> [INPUT MATERIAL]
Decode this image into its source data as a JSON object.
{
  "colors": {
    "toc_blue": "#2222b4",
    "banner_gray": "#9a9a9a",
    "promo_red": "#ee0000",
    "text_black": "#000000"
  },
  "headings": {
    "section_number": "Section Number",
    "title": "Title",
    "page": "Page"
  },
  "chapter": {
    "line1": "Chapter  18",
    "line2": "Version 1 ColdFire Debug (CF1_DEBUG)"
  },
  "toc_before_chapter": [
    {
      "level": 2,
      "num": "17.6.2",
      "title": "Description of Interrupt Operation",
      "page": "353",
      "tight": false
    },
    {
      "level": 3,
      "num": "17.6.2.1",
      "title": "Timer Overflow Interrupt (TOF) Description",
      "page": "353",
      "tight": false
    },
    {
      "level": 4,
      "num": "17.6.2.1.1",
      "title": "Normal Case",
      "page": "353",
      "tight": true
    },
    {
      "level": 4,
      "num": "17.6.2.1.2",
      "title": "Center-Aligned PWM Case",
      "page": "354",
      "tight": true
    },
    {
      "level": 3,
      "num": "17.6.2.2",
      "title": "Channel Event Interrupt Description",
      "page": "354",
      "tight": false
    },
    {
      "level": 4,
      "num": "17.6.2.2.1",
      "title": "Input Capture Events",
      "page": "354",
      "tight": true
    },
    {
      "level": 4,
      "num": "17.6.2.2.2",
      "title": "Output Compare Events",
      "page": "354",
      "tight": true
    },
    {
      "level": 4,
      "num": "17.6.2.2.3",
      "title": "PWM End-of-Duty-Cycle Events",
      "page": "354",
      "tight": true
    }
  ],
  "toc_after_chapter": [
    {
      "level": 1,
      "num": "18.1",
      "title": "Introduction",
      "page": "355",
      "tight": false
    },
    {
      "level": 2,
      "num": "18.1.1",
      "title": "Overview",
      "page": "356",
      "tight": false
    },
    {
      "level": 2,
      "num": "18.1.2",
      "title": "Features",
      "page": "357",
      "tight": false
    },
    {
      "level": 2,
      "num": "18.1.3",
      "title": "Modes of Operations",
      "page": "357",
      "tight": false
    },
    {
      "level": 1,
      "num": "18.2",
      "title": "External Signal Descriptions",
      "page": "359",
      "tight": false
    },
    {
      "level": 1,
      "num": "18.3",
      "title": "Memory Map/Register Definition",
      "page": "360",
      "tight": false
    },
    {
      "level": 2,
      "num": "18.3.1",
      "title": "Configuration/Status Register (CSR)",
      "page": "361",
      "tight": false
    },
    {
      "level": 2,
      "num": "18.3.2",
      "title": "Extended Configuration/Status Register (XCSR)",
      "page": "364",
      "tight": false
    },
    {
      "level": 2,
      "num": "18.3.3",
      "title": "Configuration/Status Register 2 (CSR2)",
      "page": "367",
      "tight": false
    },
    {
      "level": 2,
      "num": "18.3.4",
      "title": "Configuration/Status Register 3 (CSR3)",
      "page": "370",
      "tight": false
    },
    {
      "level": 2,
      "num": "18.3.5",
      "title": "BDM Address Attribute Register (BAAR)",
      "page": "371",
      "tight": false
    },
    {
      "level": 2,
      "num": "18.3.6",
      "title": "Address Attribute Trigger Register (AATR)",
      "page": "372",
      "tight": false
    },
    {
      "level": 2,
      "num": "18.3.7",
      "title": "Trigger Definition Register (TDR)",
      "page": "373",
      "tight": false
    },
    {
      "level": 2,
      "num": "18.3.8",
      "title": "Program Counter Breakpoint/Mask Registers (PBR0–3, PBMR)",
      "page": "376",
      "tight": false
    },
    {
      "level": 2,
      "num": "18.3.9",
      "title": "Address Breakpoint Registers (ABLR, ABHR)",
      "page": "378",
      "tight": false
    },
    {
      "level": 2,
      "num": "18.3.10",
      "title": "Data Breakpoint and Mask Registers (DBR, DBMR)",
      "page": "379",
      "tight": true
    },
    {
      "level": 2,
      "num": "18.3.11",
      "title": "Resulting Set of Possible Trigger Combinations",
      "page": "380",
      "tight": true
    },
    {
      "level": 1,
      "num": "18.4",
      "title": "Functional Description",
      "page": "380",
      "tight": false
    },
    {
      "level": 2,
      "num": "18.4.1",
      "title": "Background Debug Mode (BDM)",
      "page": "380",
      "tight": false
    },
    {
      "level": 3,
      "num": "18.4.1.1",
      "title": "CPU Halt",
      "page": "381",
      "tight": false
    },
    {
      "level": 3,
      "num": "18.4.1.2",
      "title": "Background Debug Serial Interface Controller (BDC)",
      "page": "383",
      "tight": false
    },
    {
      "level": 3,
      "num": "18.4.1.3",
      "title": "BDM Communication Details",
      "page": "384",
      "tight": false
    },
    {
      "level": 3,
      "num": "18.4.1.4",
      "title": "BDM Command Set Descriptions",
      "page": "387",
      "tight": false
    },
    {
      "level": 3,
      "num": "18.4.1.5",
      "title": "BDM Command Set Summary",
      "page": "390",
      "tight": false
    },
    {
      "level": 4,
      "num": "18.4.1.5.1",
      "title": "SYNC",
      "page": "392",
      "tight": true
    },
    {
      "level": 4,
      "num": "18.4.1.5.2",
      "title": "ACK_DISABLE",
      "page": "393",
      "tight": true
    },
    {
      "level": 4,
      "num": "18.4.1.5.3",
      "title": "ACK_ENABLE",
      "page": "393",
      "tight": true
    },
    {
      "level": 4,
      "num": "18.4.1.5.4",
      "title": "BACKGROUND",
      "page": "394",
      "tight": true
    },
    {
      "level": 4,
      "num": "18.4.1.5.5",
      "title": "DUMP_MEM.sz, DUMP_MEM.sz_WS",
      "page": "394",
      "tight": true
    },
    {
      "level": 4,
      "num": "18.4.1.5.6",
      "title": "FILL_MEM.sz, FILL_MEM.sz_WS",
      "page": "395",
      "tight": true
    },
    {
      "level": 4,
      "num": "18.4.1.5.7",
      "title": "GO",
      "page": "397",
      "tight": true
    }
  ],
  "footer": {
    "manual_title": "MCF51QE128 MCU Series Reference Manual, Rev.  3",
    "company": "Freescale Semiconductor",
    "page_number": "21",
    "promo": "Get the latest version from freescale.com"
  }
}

> [DIRECTION]
Return all of the above records exactly, leaving no line out.

> [FINISHED ANSWER]
Decode this image into its source data as a JSON object.
{
  "colors": {
    "toc_blue": "#2222b4",
    "banner_gray": "#9a9a9a",
    "promo_red": "#ee0000",
    "text_black": "#000000"
  },
  "headings": {
    "section_number": "Section Number",
    "title": "Title",
    "page": "Page"
  },
  "chapter": {
    "line1": "Chapter  18",
    "line2": "Version 1 ColdFire Debug (CF1_DEBUG)"
  },
  "toc_before_chapter": [
    {
      "level": 2,
      "num": "17.6.2",
      "title": "Description of Interrupt Operation",
      "page": "353",
      "tight": false
    },
    {
      "level": 3,
      "num": "17.6.2.1",
      "title": "Timer Overflow Interrupt (TOF) Description",
      "page": "353",
      "tight": false
    },
    {
      "level": 4,
      "num": "17.6.2.1.1",
      "title": "Normal Case",
      "page": "353",
      "tight": true
    },
    {
      "level": 4,
      "num": "17.6.2.1.2",
      "title": "Center-Aligned PWM Case",
      "page": "354",
      "tight": true
    },
    {
      "level": 3,
      "num": "17.6.2.2",
      "title": "Channel Event Interrupt Description",
      "page": "354",
      "tight": false
    },
    {
      "level": 4,
      "num": "17.6.2.2.1",
      "title": "Input Capture Events",
      "page": "354",
      "tight": true
    },
    {
      "level": 4,
      "num": "17.6.2.2.2",
      "title": "Output Compare Events",
      "page": "354",
      "tight": true
    },
    {
      "level": 4,
      "num": "17.6.2.2.3",
      "title": "PWM End-of-Duty-Cycle Events",
      "page": "354",
      "tight": true
    }
  ],
  "toc_after_chapter": [
    {
      "level": 1,
      "num": "18.1",
      "title": "Introduction",
      "page": "355",
      "tight": false
    },
    {
      "level": 2,
      "num": "18.1.1",
      "title": "Overview",
      "page": "356",
      "tight": false
    },
    {
      "level": 2,
      "num": "18.1.2",
      "title": "Features",
      "page": "357",
      "tight": false
    },
    {
      "level": 2,
      "num": "18.1.3",
      "title": "Modes of Operations",
      "page": "357",
      "tight": false
    },
    {
      "level": 1,
      "num": "18.2",
      "title": "External Signal Descriptions",
      "page": "359",
      "tight": false
    },
    {
      "level": 1,
      "num": "18.3",
      "title": "Memory Map/Register Definition",
      "page": "360",
      "tight": false
    },
    {
      "level": 2,
      "num": "18.3.1",
      "title": "Configuration/Status Register (CSR)",
      "page": "361",
      "tight": false
    },
    {
      "level": 2,
      "num": "18.3.2",
      "title": "Extended Configuration/Status Register (XCSR)",
      "page": "364",
      "tight": false
    },
    {
      "level": 2,
      "num": "18.3.3",
      "title": "Configuration/Status Register 2 (CSR2)",
      "page": "367",
      "tight": false
    },
    {
      "level": 2,
      "num": "18.3.4",
      "title": "Configuration/Status Register 3 (CSR3)",
      "page": "370",
      "tight": false
    },
    {
      "level": 2,
      "num": "18.3.5",
      "title": "BDM Address Attribute Register (BAAR)",
      "page": "371",
      "tight": false
    },
    {
      "level": 2,
      "num": "18.3.6",
      "title": "Address Attribute Trigger Register (AATR)",
      "page": "372",
      "tight": false
    },
    {
      "level": 2,
      "num": "18.3.7",
      "title": "Trigger Definition Register (TDR)",
      "page": "373",
      "tight": false
    },
    {
      "level": 2,
      "num": "18.3.8",
      "title": "Program Counter Breakpoint/Mask Registers (PBR0–3, PBMR)",
      "page": "376",
      "tight": false
    },
    {
      "level": 2,
      "num": "18.3.9",
      "title": "Address Breakpoint Registers (ABLR, ABHR)",
      "page": "378",
      "tight": false
    },
    {
      "level": 2,
      "num": "18.3.10",
      "title": "Data Breakpoint and Mask Registers (DBR, DBMR)",
      "page": "379",
      "tight": true
    },
    {
      "level": 2,
      "num": "18.3.11",
      "title": "Resulting Set of Possible Trigger Combinations",
      "page": "380",
      "tight": true
    },
    {
      "level": 1,
      "num": "18.4",
      "title": "Functional Description",
      "page": "380",
      "tight": false
    },
    {
      "level": 2,
      "num": "18.4.1",
      "title": "Background Debug Mode (BDM)",
      "page": "380",
      "tight": false
    },
    {
      "level": 3,
      "num": "18.4.1.1",
      "title": "CPU Halt",
      "page": "381",
      "tight": false
    },
    {
      "level": 3,
      "num": "18.4.1.2",
      "title": "Background Debug Serial Interface Controller (BDC)",
      "page": "383",
      "tight": false
    },
    {
      "level": 3,
      "num": "18.4.1.3",
      "title": "BDM Communication Details",
      "page": "384",
      "tight": false
    },
    {
      "level": 3,
      "num": "18.4.1.4",
      "title": "BDM Command Set Descriptions",
      "page": "387",
      "tight": false
    },
    {
      "level": 3,
      "num": "18.4.1.5",
      "title": "BDM Command Set Summary",
      "page": "390",
      "tight": false
    },
    {
      "level": 4,
      "num": "18.4.1.5.1",
      "title": "SYNC",
      "page": "392",
      "tight": true
    },
    {
      "level": 4,
      "num": "18.4.1.5.2",
      "title": "ACK_DISABLE",
      "page": "393",
      "tight": true
    },
    {
      "level": 4,
      "num": "18.4.1.5.3",
      "title": "ACK_ENABLE",
      "page": "393",
      "tight": true
    },
    {
      "level": 4,
      "num": "18.4.1.5.4",
      "title": "BACKGROUND",
      "page": "394",
      "tight": true
    },
    {
      "level": 4,
      "num": "18.4.1.5.5",
      "title": "DUMP_MEM.sz, DUMP_MEM.sz_WS",
      "page": "394",
      "tight": true
    },
    {
      "level": 4,
      "num": "18.4.1.5.6",
      "title": "FILL_MEM.sz, FILL_MEM.sz_WS",
      "page": "395",
      "tight": true
    },
    {
      "level": 4,
      "num": "18.4.1.5.7",
      "title": "GO",
      "page": "397",
      "tight": true
    }
  ],
  "footer": {
    "manual_title": "MCF51QE128 MCU Series Reference Manual, Rev.  3",
    "company": "Freescale Semiconductor",
    "page_number": "21",
    "promo": "Get the latest version from freescale.com"
  }
}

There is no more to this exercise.